**Exercise directions**: Write down each entry again, exactly as it reads.

**Data to use**:
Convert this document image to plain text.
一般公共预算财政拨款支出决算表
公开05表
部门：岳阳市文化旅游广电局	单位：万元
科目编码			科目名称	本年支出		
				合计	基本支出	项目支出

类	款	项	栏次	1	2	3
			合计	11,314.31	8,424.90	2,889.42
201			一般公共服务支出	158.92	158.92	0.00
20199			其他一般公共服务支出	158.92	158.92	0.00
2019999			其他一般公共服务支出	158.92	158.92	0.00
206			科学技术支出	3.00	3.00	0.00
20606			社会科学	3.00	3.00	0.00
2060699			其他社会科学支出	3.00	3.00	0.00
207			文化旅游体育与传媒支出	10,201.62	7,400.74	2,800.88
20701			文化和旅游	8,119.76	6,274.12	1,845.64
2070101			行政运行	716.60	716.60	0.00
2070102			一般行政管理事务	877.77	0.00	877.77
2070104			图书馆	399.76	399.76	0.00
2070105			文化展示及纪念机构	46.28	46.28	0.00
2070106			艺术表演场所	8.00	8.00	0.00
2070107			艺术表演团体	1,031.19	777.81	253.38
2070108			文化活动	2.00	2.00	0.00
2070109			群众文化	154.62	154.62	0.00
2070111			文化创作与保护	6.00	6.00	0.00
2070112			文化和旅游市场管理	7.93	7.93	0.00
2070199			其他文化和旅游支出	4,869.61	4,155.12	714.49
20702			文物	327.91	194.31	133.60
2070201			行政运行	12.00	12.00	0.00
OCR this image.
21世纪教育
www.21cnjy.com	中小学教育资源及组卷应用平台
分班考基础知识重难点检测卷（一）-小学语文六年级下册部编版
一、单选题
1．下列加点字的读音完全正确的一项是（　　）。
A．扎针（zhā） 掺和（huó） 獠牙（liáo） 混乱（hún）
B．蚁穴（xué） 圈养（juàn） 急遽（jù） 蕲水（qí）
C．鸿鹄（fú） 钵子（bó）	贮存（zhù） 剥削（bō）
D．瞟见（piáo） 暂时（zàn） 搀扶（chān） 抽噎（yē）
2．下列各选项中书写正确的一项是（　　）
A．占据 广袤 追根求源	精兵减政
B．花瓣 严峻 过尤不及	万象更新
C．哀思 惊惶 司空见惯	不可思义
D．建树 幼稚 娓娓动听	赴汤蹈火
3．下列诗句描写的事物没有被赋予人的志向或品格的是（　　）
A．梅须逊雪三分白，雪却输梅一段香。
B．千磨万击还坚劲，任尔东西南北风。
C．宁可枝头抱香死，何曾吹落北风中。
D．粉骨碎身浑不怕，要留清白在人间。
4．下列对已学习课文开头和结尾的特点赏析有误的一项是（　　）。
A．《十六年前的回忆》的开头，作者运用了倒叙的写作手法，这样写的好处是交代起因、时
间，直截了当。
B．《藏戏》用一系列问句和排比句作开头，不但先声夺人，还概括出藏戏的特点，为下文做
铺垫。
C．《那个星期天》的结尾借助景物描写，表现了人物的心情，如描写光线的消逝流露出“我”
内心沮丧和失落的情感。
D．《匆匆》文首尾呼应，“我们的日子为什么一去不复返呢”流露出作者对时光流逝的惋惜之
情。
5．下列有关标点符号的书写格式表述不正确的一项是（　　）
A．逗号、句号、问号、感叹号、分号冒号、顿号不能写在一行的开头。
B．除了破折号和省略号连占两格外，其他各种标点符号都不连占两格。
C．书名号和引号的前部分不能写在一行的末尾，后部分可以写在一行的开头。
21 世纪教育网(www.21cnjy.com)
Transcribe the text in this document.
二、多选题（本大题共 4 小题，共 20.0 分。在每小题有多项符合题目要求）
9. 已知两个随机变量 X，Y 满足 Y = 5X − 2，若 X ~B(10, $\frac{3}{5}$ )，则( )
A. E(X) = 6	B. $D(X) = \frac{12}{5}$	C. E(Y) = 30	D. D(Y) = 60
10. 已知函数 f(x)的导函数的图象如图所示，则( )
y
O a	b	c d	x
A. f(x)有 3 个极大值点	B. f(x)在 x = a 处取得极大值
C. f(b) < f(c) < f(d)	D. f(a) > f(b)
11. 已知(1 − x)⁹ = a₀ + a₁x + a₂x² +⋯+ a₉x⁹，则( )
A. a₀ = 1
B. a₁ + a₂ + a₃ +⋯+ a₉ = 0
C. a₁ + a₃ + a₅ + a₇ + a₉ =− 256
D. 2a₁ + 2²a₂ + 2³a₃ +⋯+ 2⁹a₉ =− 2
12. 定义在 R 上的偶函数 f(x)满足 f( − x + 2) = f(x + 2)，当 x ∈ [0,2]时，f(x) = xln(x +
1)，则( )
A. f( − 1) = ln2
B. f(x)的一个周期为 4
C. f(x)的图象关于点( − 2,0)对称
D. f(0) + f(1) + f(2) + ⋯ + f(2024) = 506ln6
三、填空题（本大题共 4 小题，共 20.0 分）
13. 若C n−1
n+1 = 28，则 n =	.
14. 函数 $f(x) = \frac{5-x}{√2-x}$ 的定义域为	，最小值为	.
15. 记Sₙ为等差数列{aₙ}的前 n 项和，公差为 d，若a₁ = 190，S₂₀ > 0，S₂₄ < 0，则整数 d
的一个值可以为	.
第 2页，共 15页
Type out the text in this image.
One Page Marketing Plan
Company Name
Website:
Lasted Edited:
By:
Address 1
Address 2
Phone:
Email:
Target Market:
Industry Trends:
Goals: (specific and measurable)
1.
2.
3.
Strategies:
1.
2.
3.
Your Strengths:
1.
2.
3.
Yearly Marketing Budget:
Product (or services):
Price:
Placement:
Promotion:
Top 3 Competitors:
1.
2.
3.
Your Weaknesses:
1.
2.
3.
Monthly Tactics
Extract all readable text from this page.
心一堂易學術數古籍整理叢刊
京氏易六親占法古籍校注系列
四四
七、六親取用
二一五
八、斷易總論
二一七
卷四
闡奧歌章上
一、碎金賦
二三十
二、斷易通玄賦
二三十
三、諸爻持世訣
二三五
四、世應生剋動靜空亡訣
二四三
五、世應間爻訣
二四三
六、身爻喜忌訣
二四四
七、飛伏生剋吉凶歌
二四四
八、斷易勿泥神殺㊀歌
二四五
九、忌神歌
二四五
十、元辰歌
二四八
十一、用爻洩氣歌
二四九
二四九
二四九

**Result**:
Convert this document image to plain text.
一般公共预算财政拨款支出决算表
公开05表
部门：岳阳市文化旅游广电局	单位：万元
科目编码			科目名称	本年支出		
				合计	基本支出	项目支出

类	款	项	栏次	1	2	3
			合计	11,314.31	8,424.90	2,889.42
201			一般公共服务支出	158.92	158.92	0.00
20199			其他一般公共服务支出	158.92	158.92	0.00
2019999			其他一般公共服务支出	158.92	158.92	0.00
206			科学技术支出	3.00	3.00	0.00
20606			社会科学	3.00	3.00	0.00
2060699			其他社会科学支出	3.00	3.00	0.00
207			文化旅游体育与传媒支出	10,201.62	7,400.74	2,800.88
20701			文化和旅游	8,119.76	6,274.12	1,845.64
2070101			行政运行	716.60	716.60	0.00
2070102			一般行政管理事务	877.77	0.00	877.77
2070104			图书馆	399.76	399.76	0.00
2070105			文化展示及纪念机构	46.28	46.28	0.00
2070106			艺术表演场所	8.00	8.00	0.00
2070107			艺术表演团体	1,031.19	777.81	253.38
2070108			文化活动	2.00	2.00	0.00
2070109			群众文化	154.62	154.62	0.00
2070111			文化创作与保护	6.00	6.00	0.00
2070112			文化和旅游市场管理	7.93	7.93	0.00
2070199			其他文化和旅游支出	4,869.61	4,155.12	714.49
20702			文物	327.91	194.31	133.60
2070201			行政运行	12.00	12.00	0.00
OCR this image.
21世纪教育
www.21cnjy.com	中小学教育资源及组卷应用平台
分班考基础知识重难点检测卷（一）-小学语文六年级下册部编版
一、单选题
1．下列加点字的读音完全正确的一项是（　　）。
A．扎针（zhā） 掺和（huó） 獠牙（liáo） 混乱（hún）
B．蚁穴（xué） 圈养（juàn） 急遽（jù） 蕲水（qí）
C．鸿鹄（fú） 钵子（bó）	贮存（zhù） 剥削（bō）
D．瞟见（piáo） 暂时（zàn） 搀扶（chān） 抽噎（yē）
2．下列各选项中书写正确的一项是（　　）
A．占据 广袤 追根求源	精兵减政
B．花瓣 严峻 过尤不及	万象更新
C．哀思 惊惶 司空见惯	不可思义
D．建树 幼稚 娓娓动听	赴汤蹈火
3．下列诗句描写的事物没有被赋予人的志向或品格的是（　　）
A．梅须逊雪三分白，雪却输梅一段香。
B．千磨万击还坚劲，任尔东西南北风。
C．宁可枝头抱香死，何曾吹落北风中。
D．粉骨碎身浑不怕，要留清白在人间。
4．下列对已学习课文开头和结尾的特点赏析有误的一项是（　　）。
A．《十六年前的回忆》的开头，作者运用了倒叙的写作手法，这样写的好处是交代起因、时
间，直截了当。
B．《藏戏》用一系列问句和排比句作开头，不但先声夺人，还概括出藏戏的特点，为下文做
铺垫。
C．《那个星期天》的结尾借助景物描写，表现了人物的心情，如描写光线的消逝流露出“我”
内心沮丧和失落的情感。
D．《匆匆》文首尾呼应，“我们的日子为什么一去不复返呢”流露出作者对时光流逝的惋惜之
情。
5．下列有关标点符号的书写格式表述不正确的一项是（　　）
A．逗号、句号、问号、感叹号、分号冒号、顿号不能写在一行的开头。
B．除了破折号和省略号连占两格外，其他各种标点符号都不连占两格。
C．书名号和引号的前部分不能写在一行的末尾，后部分可以写在一行的开头。
21 世纪教育网(www.21cnjy.com)
Transcribe the text in this document.
二、多选题（本大题共 4 小题，共 20.0 分。在每小题有多项符合题目要求）
9. 已知两个随机变量 X，Y 满足 Y = 5X − 2，若 X ~B(10, $\frac{3}{5}$ )，则( )
A. E(X) = 6	B. $D(X) = \frac{12}{5}$	C. E(Y) = 30	D. D(Y) = 60
10. 已知函数 f(x)的导函数的图象如图所示，则( )
y
O a	b	c d	x
A. f(x)有 3 个极大值点	B. f(x)在 x = a 处取得极大值
C. f(b) < f(c) < f(d)	D. f(a) > f(b)
11. 已知(1 − x)⁹ = a₀ + a₁x + a₂x² +⋯+ a₉x⁹，则( )
A. a₀ = 1
B. a₁ + a₂ + a₃ +⋯+ a₉ = 0
C. a₁ + a₃ + a₅ + a₇ + a₉ =− 256
D. 2a₁ + 2²a₂ + 2³a₃ +⋯+ 2⁹a₉ =− 2
12. 定义在 R 上的偶函数 f(x)满足 f( − x + 2) = f(x + 2)，当 x ∈ [0,2]时，f(x) = xln(x +
1)，则( )
A. f( − 1) = ln2
B. f(x)的一个周期为 4
C. f(x)的图象关于点( − 2,0)对称
D. f(0) + f(1) + f(2) + ⋯ + f(2024) = 506ln6
三、填空题（本大题共 4 小题，共 20.0 分）
13. 若C n−1
n+1 = 28，则 n =	.
14. 函数 $f(x) = \frac{5-x}{√2-x}$ 的定义域为	，最小值为	.
15. 记Sₙ为等差数列{aₙ}的前 n 项和，公差为 d，若a₁ = 190，S₂₀ > 0，S₂₄ < 0，则整数 d
的一个值可以为	.
第 2页，共 15页
Type out the text in this image.
One Page Marketing Plan
Company Name
Website:
Lasted Edited:
By:
Address 1
Address 2
Phone:
Email:
Target Market:
Industry Trends:
Goals: (specific and measurable)
1.
2.
3.
Strategies:
1.
2.
3.
Your Strengths:
1.
2.
3.
Yearly Marketing Budget:
Product (or services):
Price:
Placement:
Promotion:
Top 3 Competitors:
1.
2.
3.
Your Weaknesses:
1.
2.
3.
Monthly Tactics
Extract all readable text from this page.
心一堂易學術數古籍整理叢刊
京氏易六親占法古籍校注系列
四四
七、六親取用
二一五
八、斷易總論
二一七
卷四
闡奧歌章上
一、碎金賦
二三十
二、斷易通玄賦
二三十
三、諸爻持世訣
二三五
四、世應生剋動靜空亡訣
二四三
五、世應間爻訣
二四三
六、身爻喜忌訣
二四四
七、飛伏生剋吉凶歌
二四四
八、斷易勿泥神殺㊀歌
二四五
九、忌神歌
二四五
十、元辰歌
二四八
十一、用爻洩氣歌
二四九
二四九
二四九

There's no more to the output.